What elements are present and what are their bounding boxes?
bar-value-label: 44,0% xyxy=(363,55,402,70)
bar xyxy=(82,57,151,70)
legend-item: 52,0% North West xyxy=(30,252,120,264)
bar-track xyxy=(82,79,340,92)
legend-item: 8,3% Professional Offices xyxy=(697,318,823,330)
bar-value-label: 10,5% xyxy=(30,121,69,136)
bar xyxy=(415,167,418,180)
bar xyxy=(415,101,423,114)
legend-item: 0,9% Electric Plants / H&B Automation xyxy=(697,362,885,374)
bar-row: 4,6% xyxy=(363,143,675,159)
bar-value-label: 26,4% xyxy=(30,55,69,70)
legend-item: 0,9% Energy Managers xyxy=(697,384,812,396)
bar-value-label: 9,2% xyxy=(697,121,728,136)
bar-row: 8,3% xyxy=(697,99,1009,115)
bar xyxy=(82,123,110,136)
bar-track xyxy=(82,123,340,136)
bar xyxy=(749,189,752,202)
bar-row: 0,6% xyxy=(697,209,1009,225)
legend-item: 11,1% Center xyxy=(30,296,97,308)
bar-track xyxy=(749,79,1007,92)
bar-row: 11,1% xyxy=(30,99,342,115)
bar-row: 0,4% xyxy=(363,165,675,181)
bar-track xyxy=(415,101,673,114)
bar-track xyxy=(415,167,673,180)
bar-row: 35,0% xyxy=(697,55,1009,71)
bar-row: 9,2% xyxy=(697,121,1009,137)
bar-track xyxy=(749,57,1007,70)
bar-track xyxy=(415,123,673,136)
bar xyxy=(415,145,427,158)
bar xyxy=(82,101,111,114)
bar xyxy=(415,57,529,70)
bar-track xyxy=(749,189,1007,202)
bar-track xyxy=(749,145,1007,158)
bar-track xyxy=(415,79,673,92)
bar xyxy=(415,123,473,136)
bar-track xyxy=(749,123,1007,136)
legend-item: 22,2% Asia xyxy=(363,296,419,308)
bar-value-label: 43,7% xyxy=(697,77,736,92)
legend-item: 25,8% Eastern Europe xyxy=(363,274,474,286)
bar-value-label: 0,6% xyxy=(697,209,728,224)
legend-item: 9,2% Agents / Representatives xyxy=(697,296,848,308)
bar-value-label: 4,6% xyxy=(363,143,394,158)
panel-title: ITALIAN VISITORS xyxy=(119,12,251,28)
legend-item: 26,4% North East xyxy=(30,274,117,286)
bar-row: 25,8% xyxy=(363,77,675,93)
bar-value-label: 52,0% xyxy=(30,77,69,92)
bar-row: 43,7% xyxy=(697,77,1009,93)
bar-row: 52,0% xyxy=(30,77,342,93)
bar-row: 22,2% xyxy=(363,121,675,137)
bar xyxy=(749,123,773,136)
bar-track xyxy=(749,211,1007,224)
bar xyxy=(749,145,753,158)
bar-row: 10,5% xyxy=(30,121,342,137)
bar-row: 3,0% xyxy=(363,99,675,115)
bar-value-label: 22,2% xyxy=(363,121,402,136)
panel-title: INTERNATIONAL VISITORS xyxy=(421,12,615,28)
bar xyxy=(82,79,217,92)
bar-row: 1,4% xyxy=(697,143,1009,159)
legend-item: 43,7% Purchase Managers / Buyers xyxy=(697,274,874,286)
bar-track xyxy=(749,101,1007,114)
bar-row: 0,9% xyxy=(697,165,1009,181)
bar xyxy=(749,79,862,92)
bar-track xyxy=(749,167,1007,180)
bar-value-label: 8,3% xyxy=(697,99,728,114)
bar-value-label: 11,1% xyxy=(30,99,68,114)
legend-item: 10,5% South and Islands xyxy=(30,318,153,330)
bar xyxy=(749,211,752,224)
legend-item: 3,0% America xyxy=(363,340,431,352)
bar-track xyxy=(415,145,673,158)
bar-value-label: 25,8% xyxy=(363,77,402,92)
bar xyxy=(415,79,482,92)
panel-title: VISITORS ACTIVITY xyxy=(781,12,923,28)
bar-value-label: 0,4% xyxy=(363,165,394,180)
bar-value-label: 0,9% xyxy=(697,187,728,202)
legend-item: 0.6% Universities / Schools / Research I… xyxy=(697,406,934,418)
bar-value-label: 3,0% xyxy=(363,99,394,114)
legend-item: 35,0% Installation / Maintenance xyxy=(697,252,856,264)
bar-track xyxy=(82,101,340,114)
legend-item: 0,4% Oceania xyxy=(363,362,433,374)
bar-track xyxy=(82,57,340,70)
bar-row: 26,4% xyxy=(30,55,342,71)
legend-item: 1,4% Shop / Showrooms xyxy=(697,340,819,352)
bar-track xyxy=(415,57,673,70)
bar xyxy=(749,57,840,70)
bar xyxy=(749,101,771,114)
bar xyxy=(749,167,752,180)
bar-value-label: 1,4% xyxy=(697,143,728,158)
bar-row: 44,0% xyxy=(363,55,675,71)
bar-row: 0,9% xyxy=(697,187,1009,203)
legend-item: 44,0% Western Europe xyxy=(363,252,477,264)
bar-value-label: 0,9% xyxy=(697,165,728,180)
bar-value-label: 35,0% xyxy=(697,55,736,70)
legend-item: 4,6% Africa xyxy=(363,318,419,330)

━━━━━━━━━━

Could you reproduce every one of the items above word for word, in the same order?

__Result of this task__:
What elements are present and what are their bounding boxes?
bar-value-label: 44,0% xyxy=(363,55,402,70)
bar xyxy=(82,57,151,70)
legend-item: 52,0% North West xyxy=(30,252,120,264)
bar-track xyxy=(82,79,340,92)
legend-item: 8,3% Professional Offices xyxy=(697,318,823,330)
bar-value-label: 10,5% xyxy=(30,121,69,136)
bar xyxy=(415,167,418,180)
bar xyxy=(415,101,423,114)
legend-item: 0,9% Electric Plants / H&B Automation xyxy=(697,362,885,374)
bar-row: 4,6% xyxy=(363,143,675,159)
bar-value-label: 26,4% xyxy=(30,55,69,70)
legend-item: 0,9% Energy Managers xyxy=(697,384,812,396)
bar-value-label: 9,2% xyxy=(697,121,728,136)
bar-row: 8,3% xyxy=(697,99,1009,115)
bar xyxy=(82,123,110,136)
bar-track xyxy=(82,123,340,136)
bar xyxy=(749,189,752,202)
bar-row: 0,6% xyxy=(697,209,1009,225)
legend-item: 11,1% Center xyxy=(30,296,97,308)
bar-track xyxy=(749,79,1007,92)
bar-row: 11,1% xyxy=(30,99,342,115)
bar-row: 0,4% xyxy=(363,165,675,181)
bar-track xyxy=(415,101,673,114)
bar-track xyxy=(415,167,673,180)
bar-row: 35,0% xyxy=(697,55,1009,71)
bar-row: 9,2% xyxy=(697,121,1009,137)
bar-track xyxy=(749,57,1007,70)
bar-track xyxy=(415,123,673,136)
bar xyxy=(415,145,427,158)
bar xyxy=(82,101,111,114)
bar xyxy=(415,57,529,70)
bar-track xyxy=(749,189,1007,202)
bar-track xyxy=(749,145,1007,158)
bar-track xyxy=(415,79,673,92)
bar xyxy=(415,123,473,136)
bar-track xyxy=(749,123,1007,136)
legend-item: 22,2% Asia xyxy=(363,296,419,308)
bar-value-label: 43,7% xyxy=(697,77,736,92)
legend-item: 25,8% Eastern Europe xyxy=(363,274,474,286)
bar-value-label: 0,6% xyxy=(697,209,728,224)
legend-item: 9,2% Agents / Representatives xyxy=(697,296,848,308)
bar-value-label: 4,6% xyxy=(363,143,394,158)
panel-title: ITALIAN VISITORS xyxy=(119,12,251,28)
legend-item: 26,4% North East xyxy=(30,274,117,286)
bar-row: 25,8% xyxy=(363,77,675,93)
bar-value-label: 52,0% xyxy=(30,77,69,92)
bar-row: 43,7% xyxy=(697,77,1009,93)
bar-row: 52,0% xyxy=(30,77,342,93)
bar-row: 22,2% xyxy=(363,121,675,137)
bar xyxy=(749,123,773,136)
bar-track xyxy=(749,211,1007,224)
bar xyxy=(749,145,753,158)
bar-row: 10,5% xyxy=(30,121,342,137)
bar-row: 3,0% xyxy=(363,99,675,115)
bar-value-label: 22,2% xyxy=(363,121,402,136)
panel-title: INTERNATIONAL VISITORS xyxy=(421,12,615,28)
bar xyxy=(82,79,217,92)
bar-row: 1,4% xyxy=(697,143,1009,159)
legend-item: 43,7% Purchase Managers / Buyers xyxy=(697,274,874,286)
bar-track xyxy=(749,101,1007,114)
bar-row: 0,9% xyxy=(697,165,1009,181)
bar xyxy=(749,79,862,92)
bar-track xyxy=(749,167,1007,180)
bar-value-label: 8,3% xyxy=(697,99,728,114)
bar-value-label: 11,1% xyxy=(30,99,68,114)
legend-item: 10,5% South and Islands xyxy=(30,318,153,330)
bar xyxy=(749,211,752,224)
legend-item: 3,0% America xyxy=(363,340,431,352)
bar-track xyxy=(415,145,673,158)
bar-value-label: 25,8% xyxy=(363,77,402,92)
bar xyxy=(415,79,482,92)
panel-title: VISITORS ACTIVITY xyxy=(781,12,923,28)
bar-value-label: 0,4% xyxy=(363,165,394,180)
bar-value-label: 0,9% xyxy=(697,187,728,202)
legend-item: 0.6% Universities / Schools / Research I… xyxy=(697,406,934,418)
bar-value-label: 3,0% xyxy=(363,99,394,114)
legend-item: 35,0% Installation / Maintenance xyxy=(697,252,856,264)
bar-track xyxy=(82,101,340,114)
legend-item: 0,4% Oceania xyxy=(363,362,433,374)
bar-track xyxy=(82,57,340,70)
bar-row: 26,4% xyxy=(30,55,342,71)
legend-item: 1,4% Shop / Showrooms xyxy=(697,340,819,352)
bar-track xyxy=(415,57,673,70)
bar xyxy=(749,57,840,70)
bar xyxy=(749,101,771,114)
bar xyxy=(749,167,752,180)
bar-value-label: 1,4% xyxy=(697,143,728,158)
bar-row: 44,0% xyxy=(363,55,675,71)
bar-row: 0,9% xyxy=(697,187,1009,203)
legend-item: 44,0% Western Europe xyxy=(363,252,477,264)
bar-value-label: 0,9% xyxy=(697,165,728,180)
bar-value-label: 35,0% xyxy=(697,55,736,70)
legend-item: 4,6% Africa xyxy=(363,318,419,330)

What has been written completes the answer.